▶ [INSTRUCTIONS FOR THE TASK] In the listing below, pick out lines with "CLOCK".

☆ ☆ ☆

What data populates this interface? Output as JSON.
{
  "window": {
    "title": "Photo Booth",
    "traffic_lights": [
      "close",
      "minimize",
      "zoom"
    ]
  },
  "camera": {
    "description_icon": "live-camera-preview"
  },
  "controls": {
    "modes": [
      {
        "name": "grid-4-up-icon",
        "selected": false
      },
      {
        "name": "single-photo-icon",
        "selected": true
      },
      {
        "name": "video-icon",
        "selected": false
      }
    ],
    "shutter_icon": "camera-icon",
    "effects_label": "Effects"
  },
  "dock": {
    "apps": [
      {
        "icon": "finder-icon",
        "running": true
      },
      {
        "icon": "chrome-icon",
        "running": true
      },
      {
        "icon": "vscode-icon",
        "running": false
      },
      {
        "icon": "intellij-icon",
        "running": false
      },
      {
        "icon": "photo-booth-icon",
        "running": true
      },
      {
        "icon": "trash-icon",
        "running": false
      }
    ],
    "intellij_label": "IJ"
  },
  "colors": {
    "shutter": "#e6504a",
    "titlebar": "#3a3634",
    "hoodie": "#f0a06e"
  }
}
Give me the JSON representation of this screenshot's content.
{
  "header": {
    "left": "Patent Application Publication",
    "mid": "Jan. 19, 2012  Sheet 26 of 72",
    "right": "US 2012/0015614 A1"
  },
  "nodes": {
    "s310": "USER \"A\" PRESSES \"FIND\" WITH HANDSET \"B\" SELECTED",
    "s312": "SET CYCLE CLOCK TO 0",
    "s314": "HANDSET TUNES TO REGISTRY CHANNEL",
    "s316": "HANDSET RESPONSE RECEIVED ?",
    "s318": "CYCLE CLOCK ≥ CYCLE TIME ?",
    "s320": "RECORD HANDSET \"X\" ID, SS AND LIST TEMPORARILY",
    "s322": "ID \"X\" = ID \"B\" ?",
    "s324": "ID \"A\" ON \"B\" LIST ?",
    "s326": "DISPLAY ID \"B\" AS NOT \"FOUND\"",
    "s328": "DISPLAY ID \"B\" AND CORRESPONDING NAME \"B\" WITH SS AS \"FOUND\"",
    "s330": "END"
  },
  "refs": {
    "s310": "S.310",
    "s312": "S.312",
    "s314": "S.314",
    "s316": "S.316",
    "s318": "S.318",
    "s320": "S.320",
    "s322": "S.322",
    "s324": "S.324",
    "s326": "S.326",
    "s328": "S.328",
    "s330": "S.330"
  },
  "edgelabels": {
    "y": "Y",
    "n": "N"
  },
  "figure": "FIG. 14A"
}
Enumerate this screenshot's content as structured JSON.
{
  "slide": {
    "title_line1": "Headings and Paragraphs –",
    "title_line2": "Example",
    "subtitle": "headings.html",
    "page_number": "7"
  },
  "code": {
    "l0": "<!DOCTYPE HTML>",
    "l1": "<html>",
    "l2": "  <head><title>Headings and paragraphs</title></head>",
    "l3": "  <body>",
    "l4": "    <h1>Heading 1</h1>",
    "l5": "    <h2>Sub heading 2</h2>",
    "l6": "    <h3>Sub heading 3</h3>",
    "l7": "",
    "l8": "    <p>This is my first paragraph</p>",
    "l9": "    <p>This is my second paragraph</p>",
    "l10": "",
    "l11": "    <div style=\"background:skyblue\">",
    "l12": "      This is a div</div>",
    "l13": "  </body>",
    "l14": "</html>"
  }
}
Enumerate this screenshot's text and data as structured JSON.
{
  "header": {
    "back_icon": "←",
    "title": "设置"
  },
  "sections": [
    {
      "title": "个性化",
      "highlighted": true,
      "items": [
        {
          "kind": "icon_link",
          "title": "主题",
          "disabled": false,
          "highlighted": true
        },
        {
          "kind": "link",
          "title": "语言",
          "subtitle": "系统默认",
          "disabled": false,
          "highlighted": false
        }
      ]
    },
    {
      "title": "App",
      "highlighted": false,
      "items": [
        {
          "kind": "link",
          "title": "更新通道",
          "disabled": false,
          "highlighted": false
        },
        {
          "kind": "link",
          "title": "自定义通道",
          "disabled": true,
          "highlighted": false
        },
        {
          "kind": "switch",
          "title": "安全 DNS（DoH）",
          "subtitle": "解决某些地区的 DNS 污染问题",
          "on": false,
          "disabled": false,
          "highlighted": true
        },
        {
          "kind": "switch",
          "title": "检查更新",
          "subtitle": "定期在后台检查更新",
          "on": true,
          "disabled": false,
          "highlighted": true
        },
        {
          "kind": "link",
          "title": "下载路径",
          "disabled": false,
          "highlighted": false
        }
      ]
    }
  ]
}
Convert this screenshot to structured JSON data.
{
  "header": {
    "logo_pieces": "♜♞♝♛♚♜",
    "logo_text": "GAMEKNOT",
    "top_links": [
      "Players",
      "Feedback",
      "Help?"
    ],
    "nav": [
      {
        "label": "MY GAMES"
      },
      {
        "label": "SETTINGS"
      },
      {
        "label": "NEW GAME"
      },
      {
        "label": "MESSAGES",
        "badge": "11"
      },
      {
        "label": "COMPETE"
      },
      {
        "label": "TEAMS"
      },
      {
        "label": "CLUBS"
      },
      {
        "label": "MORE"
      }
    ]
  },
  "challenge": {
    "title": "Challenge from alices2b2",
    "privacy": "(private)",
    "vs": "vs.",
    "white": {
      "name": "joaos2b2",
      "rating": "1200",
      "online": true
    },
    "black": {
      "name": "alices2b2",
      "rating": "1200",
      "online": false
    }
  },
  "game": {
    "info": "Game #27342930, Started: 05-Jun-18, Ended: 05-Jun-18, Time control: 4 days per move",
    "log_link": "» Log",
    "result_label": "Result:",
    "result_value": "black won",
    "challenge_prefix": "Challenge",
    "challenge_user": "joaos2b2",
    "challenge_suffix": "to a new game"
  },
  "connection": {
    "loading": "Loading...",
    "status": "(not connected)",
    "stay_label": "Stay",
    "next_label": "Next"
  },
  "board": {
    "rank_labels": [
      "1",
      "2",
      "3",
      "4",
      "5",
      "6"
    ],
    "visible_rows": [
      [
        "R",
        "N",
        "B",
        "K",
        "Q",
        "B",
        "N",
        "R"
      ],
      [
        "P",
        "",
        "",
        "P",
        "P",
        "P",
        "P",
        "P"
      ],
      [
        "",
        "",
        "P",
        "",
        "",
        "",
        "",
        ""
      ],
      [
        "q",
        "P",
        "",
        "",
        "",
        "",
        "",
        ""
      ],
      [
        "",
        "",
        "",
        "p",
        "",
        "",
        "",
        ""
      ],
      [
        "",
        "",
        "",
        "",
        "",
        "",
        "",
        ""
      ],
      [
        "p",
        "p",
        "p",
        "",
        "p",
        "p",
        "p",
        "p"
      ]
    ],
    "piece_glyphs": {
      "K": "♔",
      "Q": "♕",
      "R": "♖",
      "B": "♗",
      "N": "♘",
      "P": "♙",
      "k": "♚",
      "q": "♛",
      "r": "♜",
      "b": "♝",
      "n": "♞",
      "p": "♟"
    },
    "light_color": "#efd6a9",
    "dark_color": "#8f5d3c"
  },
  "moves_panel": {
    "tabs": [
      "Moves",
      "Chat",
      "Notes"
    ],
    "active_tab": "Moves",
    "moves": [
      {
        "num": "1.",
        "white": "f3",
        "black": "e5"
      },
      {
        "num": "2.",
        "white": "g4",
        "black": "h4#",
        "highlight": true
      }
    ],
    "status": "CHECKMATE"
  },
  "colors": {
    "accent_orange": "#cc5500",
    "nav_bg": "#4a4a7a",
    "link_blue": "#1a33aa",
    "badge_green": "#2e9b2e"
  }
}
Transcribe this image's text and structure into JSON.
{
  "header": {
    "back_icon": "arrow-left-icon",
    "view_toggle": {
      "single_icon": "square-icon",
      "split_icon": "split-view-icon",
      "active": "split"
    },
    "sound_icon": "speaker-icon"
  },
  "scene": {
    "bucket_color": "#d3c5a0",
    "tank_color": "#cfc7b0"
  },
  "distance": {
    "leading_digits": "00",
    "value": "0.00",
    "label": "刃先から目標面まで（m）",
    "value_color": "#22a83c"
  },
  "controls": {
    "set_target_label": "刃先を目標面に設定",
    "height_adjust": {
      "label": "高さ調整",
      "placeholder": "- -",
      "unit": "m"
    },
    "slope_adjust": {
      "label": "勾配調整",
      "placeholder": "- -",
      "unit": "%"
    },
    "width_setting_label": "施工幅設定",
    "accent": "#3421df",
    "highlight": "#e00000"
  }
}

☆ ☆ ☆

▶ [FULL RESPONSE]
    "s312": "SET CYCLE CLOCK TO 0",
    "s318": "CYCLE CLOCK ≥ CYCLE TIME ?",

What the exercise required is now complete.